**GIVEN RECORDS:**
--
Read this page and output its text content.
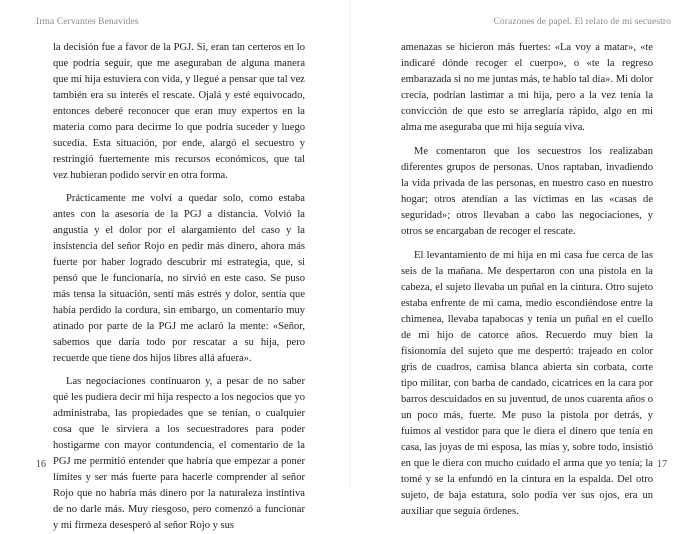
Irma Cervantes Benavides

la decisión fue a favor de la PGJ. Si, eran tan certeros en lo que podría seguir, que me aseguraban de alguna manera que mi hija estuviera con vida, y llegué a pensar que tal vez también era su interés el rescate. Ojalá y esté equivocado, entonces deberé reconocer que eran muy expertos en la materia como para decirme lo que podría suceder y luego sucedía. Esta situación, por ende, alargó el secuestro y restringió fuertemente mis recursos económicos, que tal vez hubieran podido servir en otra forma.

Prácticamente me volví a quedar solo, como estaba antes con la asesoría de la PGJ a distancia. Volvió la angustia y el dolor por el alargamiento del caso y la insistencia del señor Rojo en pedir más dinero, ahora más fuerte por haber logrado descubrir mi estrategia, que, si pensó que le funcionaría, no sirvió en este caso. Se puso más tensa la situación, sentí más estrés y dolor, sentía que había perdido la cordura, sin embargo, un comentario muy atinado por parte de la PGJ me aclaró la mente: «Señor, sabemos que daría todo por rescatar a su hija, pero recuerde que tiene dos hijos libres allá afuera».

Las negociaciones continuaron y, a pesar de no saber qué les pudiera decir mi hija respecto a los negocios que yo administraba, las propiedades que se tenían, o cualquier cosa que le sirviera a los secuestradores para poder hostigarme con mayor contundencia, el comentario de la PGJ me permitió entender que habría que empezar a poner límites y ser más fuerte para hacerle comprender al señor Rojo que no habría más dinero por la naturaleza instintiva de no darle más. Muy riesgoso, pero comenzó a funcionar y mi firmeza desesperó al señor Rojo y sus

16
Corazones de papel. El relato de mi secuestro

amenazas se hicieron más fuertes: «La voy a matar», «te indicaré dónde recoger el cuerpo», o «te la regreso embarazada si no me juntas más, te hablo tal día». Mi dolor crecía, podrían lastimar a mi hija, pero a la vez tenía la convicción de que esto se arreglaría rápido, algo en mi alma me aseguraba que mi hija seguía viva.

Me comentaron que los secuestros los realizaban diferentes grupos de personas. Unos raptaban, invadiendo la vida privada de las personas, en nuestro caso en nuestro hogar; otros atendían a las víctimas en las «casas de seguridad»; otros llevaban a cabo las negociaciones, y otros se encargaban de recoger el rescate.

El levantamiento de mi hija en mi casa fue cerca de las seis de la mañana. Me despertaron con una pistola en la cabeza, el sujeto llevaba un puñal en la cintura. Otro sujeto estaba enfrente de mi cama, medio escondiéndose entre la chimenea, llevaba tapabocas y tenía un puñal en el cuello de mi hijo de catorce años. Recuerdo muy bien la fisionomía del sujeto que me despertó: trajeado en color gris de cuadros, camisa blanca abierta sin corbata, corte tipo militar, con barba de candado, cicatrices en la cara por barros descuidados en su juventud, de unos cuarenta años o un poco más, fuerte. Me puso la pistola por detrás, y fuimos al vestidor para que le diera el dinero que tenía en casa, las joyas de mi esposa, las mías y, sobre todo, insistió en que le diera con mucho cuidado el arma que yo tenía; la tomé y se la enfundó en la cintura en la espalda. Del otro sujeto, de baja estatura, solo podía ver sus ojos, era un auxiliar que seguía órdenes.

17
--
**REQUIRED WORK:** Leave the pictures out and print the records above exactly as they stand.

**SOLUTION TO THE EXERCISE:**
Read this page and output its text content.
Irma Cervantes Benavides

la decisión fue a favor de la PGJ. Si, eran tan certeros en lo que podría seguir, que me aseguraban de alguna manera que mi hija estuviera con vida, y llegué a pensar que tal vez también era su interés el rescate. Ojalá y esté equivocado, entonces deberé reconocer que eran muy expertos en la materia como para decirme lo que podría suceder y luego sucedía. Esta situación, por ende, alargó el secuestro y restringió fuertemente mis recursos económicos, que tal vez hubieran podido servir en otra forma.

Prácticamente me volví a quedar solo, como estaba antes con la asesoría de la PGJ a distancia. Volvió la angustia y el dolor por el alargamiento del caso y la insistencia del señor Rojo en pedir más dinero, ahora más fuerte por haber logrado descubrir mi estrategia, que, si pensó que le funcionaría, no sirvió en este caso. Se puso más tensa la situación, sentí más estrés y dolor, sentía que había perdido la cordura, sin embargo, un comentario muy atinado por parte de la PGJ me aclaró la mente: «Señor, sabemos que daría todo por rescatar a su hija, pero recuerde que tiene dos hijos libres allá afuera».

Las negociaciones continuaron y, a pesar de no saber qué les pudiera decir mi hija respecto a los negocios que yo administraba, las propiedades que se tenían, o cualquier cosa que le sirviera a los secuestradores para poder hostigarme con mayor contundencia, el comentario de la PGJ me permitió entender que habría que empezar a poner límites y ser más fuerte para hacerle comprender al señor Rojo que no habría más dinero por la naturaleza instintiva de no darle más. Muy riesgoso, pero comenzó a funcionar y mi firmeza desesperó al señor Rojo y sus

16
Corazones de papel. El relato de mi secuestro

amenazas se hicieron más fuertes: «La voy a matar», «te indicaré dónde recoger el cuerpo», o «te la regreso embarazada si no me juntas más, te hablo tal día». Mi dolor crecía, podrían lastimar a mi hija, pero a la vez tenía la convicción de que esto se arreglaría rápido, algo en mi alma me aseguraba que mi hija seguía viva.

Me comentaron que los secuestros los realizaban diferentes grupos de personas. Unos raptaban, invadiendo la vida privada de las personas, en nuestro caso en nuestro hogar; otros atendían a las víctimas en las «casas de seguridad»; otros llevaban a cabo las negociaciones, y otros se encargaban de recoger el rescate.

El levantamiento de mi hija en mi casa fue cerca de las seis de la mañana. Me despertaron con una pistola en la cabeza, el sujeto llevaba un puñal en la cintura. Otro sujeto estaba enfrente de mi cama, medio escondiéndose entre la chimenea, llevaba tapabocas y tenía un puñal en el cuello de mi hijo de catorce años. Recuerdo muy bien la fisionomía del sujeto que me despertó: trajeado en color gris de cuadros, camisa blanca abierta sin corbata, corte tipo militar, con barba de candado, cicatrices en la cara por barros descuidados en su juventud, de unos cuarenta años o un poco más, fuerte. Me puso la pistola por detrás, y fuimos al vestidor para que le diera el dinero que tenía en casa, las joyas de mi esposa, las mías y, sobre todo, insistió en que le diera con mucho cuidado el arma que yo tenía; la tomé y se la enfundó en la cintura en la espalda. Del otro sujeto, de baja estatura, solo podía ver sus ojos, era un auxiliar que seguía órdenes.

17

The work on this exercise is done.